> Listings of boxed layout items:
* begin *
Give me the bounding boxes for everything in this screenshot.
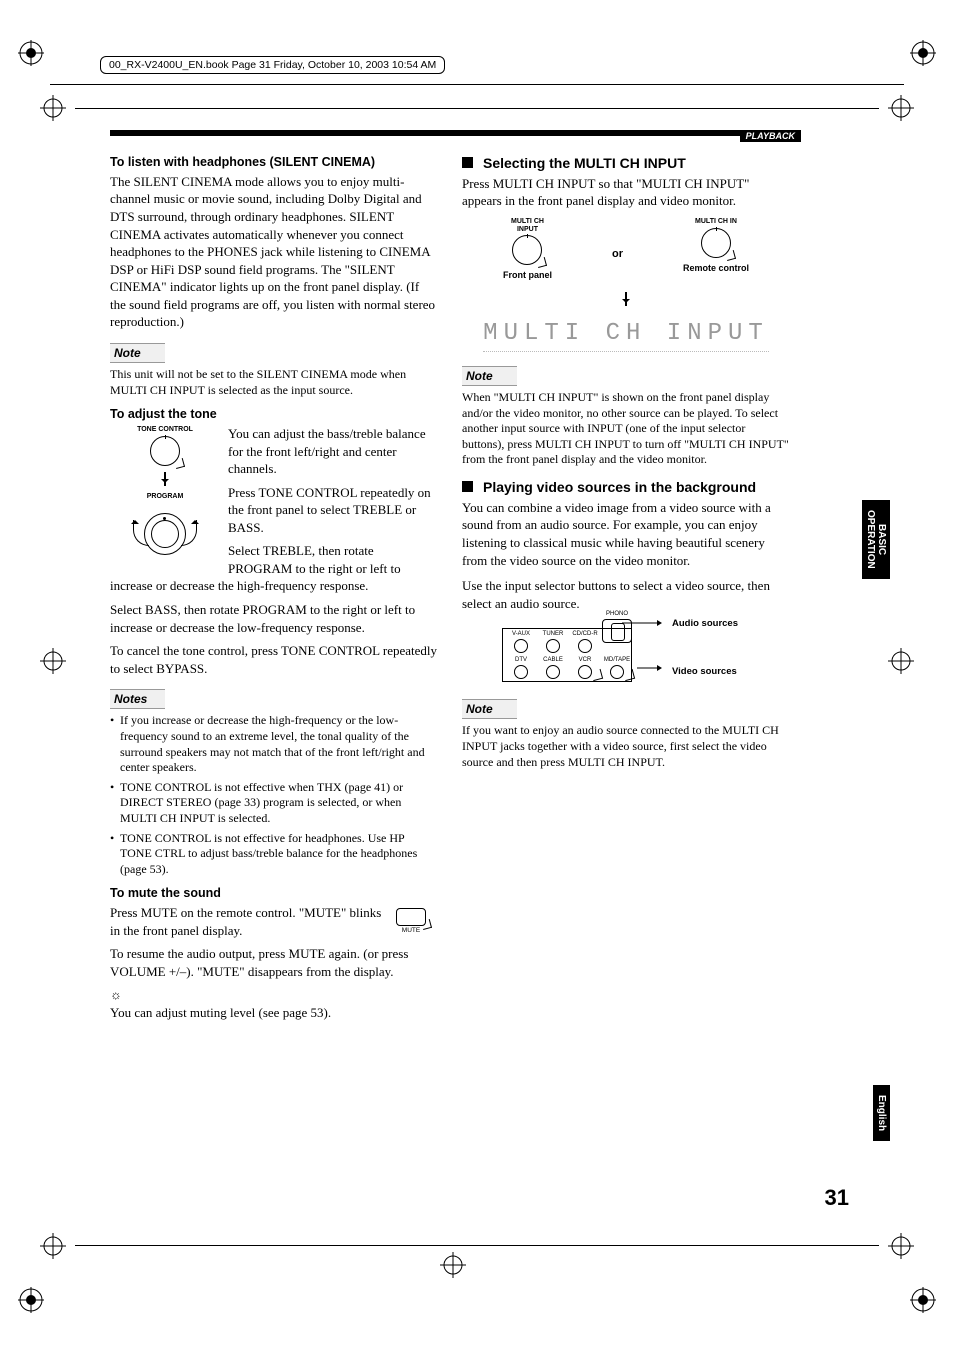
note-text: When "MULTI CH INPUT" is shown on the fr… (462, 390, 790, 468)
arrow-down-icon (625, 292, 627, 306)
mute-icon (396, 908, 426, 926)
square-bullet-icon (462, 157, 473, 168)
notes-list: If you increase or decrease the high-fre… (110, 713, 438, 877)
selector-btn-icon (546, 665, 560, 679)
body-text: Press MULTI CH INPUT so that "MULTI CH I… (462, 175, 790, 210)
note-label: Note (462, 366, 517, 386)
body-text: You can combine a video image from a vid… (462, 499, 790, 569)
knob-icon (512, 235, 542, 265)
body-text: To resume the audio output, press MUTE a… (110, 945, 438, 980)
lcd-display: MULTI CH INPUT (462, 316, 790, 352)
registration-mark-icon (910, 40, 936, 66)
heading-text: Playing video sources in the background (483, 478, 756, 497)
note-label: Note (110, 343, 165, 363)
crosshair-icon (888, 95, 914, 121)
heading-mute: To mute the sound (110, 885, 438, 902)
side-tab-english: English (873, 1085, 890, 1141)
square-bullet-icon (462, 481, 473, 492)
crosshair-icon (40, 1233, 66, 1259)
section-label: PLAYBACK (740, 130, 801, 142)
heading-silent-cinema: To listen with headphones (SILENT CINEMA… (110, 154, 438, 171)
or-label: or (612, 247, 623, 262)
knob-icon (150, 436, 180, 466)
crosshair-icon (888, 1233, 914, 1259)
arrow-down-icon (164, 472, 166, 486)
heading-video-bg: Playing video sources in the background (462, 478, 790, 497)
diagram-caption: Remote control (683, 262, 749, 274)
diagram-label: MULTI CH IN (683, 218, 749, 226)
selector-btn-icon (578, 639, 592, 653)
section-bar (110, 130, 790, 136)
video-sources-label: Video sources (672, 666, 737, 679)
registration-mark-icon (18, 40, 44, 66)
crosshair-icon (40, 648, 66, 674)
note-label: Note (462, 699, 517, 719)
audio-sources-label: Audio sources (672, 618, 738, 631)
crosshair-icon (440, 1252, 466, 1278)
selector-btn-icon (546, 639, 560, 653)
front-panel-button: MULTI CH INPUT Front panel (503, 218, 552, 282)
header-rule (50, 84, 904, 85)
notes-label: Notes (110, 689, 165, 709)
page-number: 31 (825, 1185, 849, 1211)
crosshair-icon (888, 648, 914, 674)
heading-multi-ch: Selecting the MULTI CH INPUT (462, 154, 790, 173)
heading-text: Selecting the MULTI CH INPUT (483, 154, 686, 173)
body-text: The SILENT CINEMA mode allows you to enj… (110, 173, 438, 331)
selector-btn-icon (514, 639, 528, 653)
note-item: TONE CONTROL is not effective for headph… (110, 831, 438, 878)
crop-line (75, 108, 879, 109)
diagram-label: MULTI CH INPUT (503, 218, 552, 233)
side-tab-basic-operation: BASIC OPERATION (862, 500, 890, 579)
tone-control-diagram: TONE CONTROL PROGRAM (110, 425, 220, 564)
body-text: Press MUTE on the remote control. "MUTE"… (110, 904, 438, 939)
body-text: To cancel the tone control, press TONE C… (110, 642, 438, 677)
crop-line (75, 1245, 879, 1246)
body-text: You can adjust muting level (see page 53… (110, 1004, 438, 1022)
crosshair-icon (40, 95, 66, 121)
note-text: This unit will not be set to the SILENT … (110, 367, 438, 398)
diagram-caption: Front panel (503, 269, 552, 281)
registration-mark-icon (910, 1287, 936, 1313)
program-knob-icon (135, 504, 195, 564)
left-column: To listen with headphones (SILENT CINEMA… (110, 154, 438, 1027)
mute-label: MUTE (402, 927, 420, 934)
print-header: 00_RX-V2400U_EN.book Page 31 Friday, Oct… (100, 56, 445, 74)
selector-btn-icon (578, 665, 592, 679)
diagram-label: TONE CONTROL (110, 425, 220, 434)
pointer-lines (602, 618, 662, 683)
heading-adjust-tone: To adjust the tone (110, 406, 438, 423)
note-item: If you increase or decrease the high-fre… (110, 713, 438, 775)
right-column: Selecting the MULTI CH INPUT Press MULTI… (462, 154, 790, 1027)
body-text: Select BASS, then rotate PROGRAM to the … (110, 601, 438, 636)
selector-btn-icon (514, 665, 528, 679)
knob-icon (701, 228, 731, 258)
tip-icon: ☼ (110, 986, 438, 1004)
diagram-label: PROGRAM (110, 492, 220, 501)
remote-button: MULTI CH IN Remote control (683, 218, 749, 274)
mute-button-diagram: MUTE (390, 908, 432, 936)
registration-mark-icon (18, 1287, 44, 1313)
note-text: If you want to enjoy an audio source con… (462, 723, 790, 770)
body-text: Use the input selector buttons to select… (462, 577, 790, 612)
multi-ch-diagram: MULTI CH INPUT Front panel or MULTI CH I… (462, 218, 790, 306)
note-item: TONE CONTROL is not effective when THX (… (110, 780, 438, 827)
* end *
> Problem description: Express these lines as a JSON list of strings with one string per line, leaving out blank lines and the pictures.

> Solution below:
[
  "Give me the bounding boxes for everything in this screenshot.",
  "note-text: When \"MULTI CH INPUT\" is shown on the fr… (462, 390, 790, 468)",
  "arrow-down-icon (625, 292, 627, 306)",
  "mute-icon (396, 908, 426, 926)",
  "square-bullet-icon (462, 157, 473, 168)",
  "notes-list: If you increase or decrease the high-fre… (110, 713, 438, 877)",
  "selector-btn-icon (546, 665, 560, 679)",
  "body-text: Press MULTI CH INPUT so that \"MULTI CH I… (462, 175, 790, 210)",
  "note-label: Note (462, 366, 517, 386)",
  "body-text: You can combine a video image from a vid… (462, 499, 790, 569)",
  "knob-icon (512, 235, 542, 265)",
  "body-text: To resume the audio output, press MUTE a… (110, 945, 438, 980)",
  "lcd-display: MULTI CH INPUT (462, 316, 790, 352)",
  "registration-mark-icon (910, 40, 936, 66)",
  "heading-text: Playing video sources in the background (483, 478, 756, 497)",
  "note-label: Note (110, 343, 165, 363)",
  "crosshair-icon (888, 95, 914, 121)",
  "heading-mute: To mute the sound (110, 885, 438, 902)",
  "side-tab-english: English (873, 1085, 890, 1141)",
  "square-bullet-icon (462, 481, 473, 492)",
  "crosshair-icon (40, 1233, 66, 1259)",
  "section-label: PLAYBACK (740, 130, 801, 142)",
  "heading-silent-cinema: To listen with headphones (SILENT CINEMA… (110, 154, 438, 171)",
  "or-label: or (612, 247, 623, 262)",
  "knob-icon (150, 436, 180, 466)",
  "crosshair-icon (888, 1233, 914, 1259)",
  "arrow-down-icon (164, 472, 166, 486)",
  "heading-video-bg: Playing video sources in the background (462, 478, 790, 497)",
  "diagram-caption: Remote control (683, 262, 749, 274)",
  "diagram-label: MULTI CH IN (683, 218, 749, 226)",
  "selector-btn-icon (578, 639, 592, 653)",
  "section-bar (110, 130, 790, 136)",
  "video-sources-label: Video sources (672, 666, 737, 679)",
  "registration-mark-icon (18, 40, 44, 66)",
  "crosshair-icon (40, 648, 66, 674)",
  "note-label: Note (462, 699, 517, 719)",
  "audio-sources-label: Audio sources (672, 618, 738, 631)",
  "crosshair-icon (440, 1252, 466, 1278)",
  "selector-btn-icon (546, 639, 560, 653)",
  "front-panel-button: MULTI CH INPUT Front panel (503, 218, 552, 282)",
  "header-rule (50, 84, 904, 85)",
  "notes-label: Notes (110, 689, 165, 709)",
  "page-number: 31 (825, 1185, 849, 1211)",
  "crosshair-icon (888, 648, 914, 674)",
  "heading-multi-ch: Selecting the MULTI CH INPUT (462, 154, 790, 173)",
  "heading-text: Selecting the MULTI CH INPUT (483, 154, 686, 173)",
  "body-text: The SILENT CINEMA mode allows you to enj… (110, 173, 438, 331)",
  "selector-btn-icon (514, 639, 528, 653)",
  "note-item: TONE CONTROL is not effective for headph… (110, 831, 438, 878)",
  "crop-line (75, 108, 879, 109)",
  "diagram-label: MULTI CH INPUT (503, 218, 552, 233)",
  "side-tab-basic-operation: BASIC OPERATION (862, 500, 890, 579)",
  "tone-control-diagram: TONE CONTROL PROGRAM (110, 425, 220, 564)",
  "body-text: Press MUTE on the remote control. \"MUTE\"… (110, 904, 438, 939)",
  "body-text: To cancel the tone control, press TONE C… (110, 642, 438, 677)",
  "crop-line (75, 1245, 879, 1246)",
  "body-text: You can adjust muting level (see page 53… (110, 1004, 438, 1022)",
  "crosshair-icon (40, 95, 66, 121)",
  "note-text: This unit will not be set to the SILENT … (110, 367, 438, 398)",
  "diagram-caption: Front panel (503, 269, 552, 281)",
  "registration-mark-icon (910, 1287, 936, 1313)",
  "program-knob-icon (135, 504, 195, 564)",
  "left-column: To listen with headphones (SILENT CINEMA… (110, 154, 438, 1027)",
  "mute-label: MUTE (402, 927, 420, 934)",
  "print-header: 00_RX-V2400U_EN.book Page 31 Friday, Oct… (100, 56, 445, 74)",
  "selector-btn-icon (578, 665, 592, 679)",
  "diagram-label: TONE CONTROL (110, 425, 220, 434)",
  "pointer-lines (602, 618, 662, 683)",
  "heading-adjust-tone: To adjust the tone (110, 406, 438, 423)",
  "note-item: If you increase or decrease the high-fre… (110, 713, 438, 775)",
  "right-column: Selecting the MULTI CH INPUT Press MULTI… (462, 154, 790, 1027)",
  "body-text: Select BASS, then rotate PROGRAM to the … (110, 601, 438, 636)",
  "selector-btn-icon (514, 665, 528, 679)",
  "knob-icon (701, 228, 731, 258)",
  "tip-icon: ☼ (110, 986, 438, 1004)",
  "diagram-label: PROGRAM (110, 492, 220, 501)",
  "remote-button: MULTI CH IN Remote control (683, 218, 749, 274)",
  "mute-button-diagram: MUTE (390, 908, 432, 936)",
  "registration-mark-icon (18, 1287, 44, 1313)",
  "note-text: If you want to enjoy an audio source con… (462, 723, 790, 770)",
  "body-text: Use the input selector buttons to select… (462, 577, 790, 612)",
  "multi-ch-diagram: MULTI CH INPUT Front panel or MULTI CH I… (462, 218, 790, 306)",
  "note-item: TONE CONTROL is not effective when THX (… (110, 780, 438, 827)"
]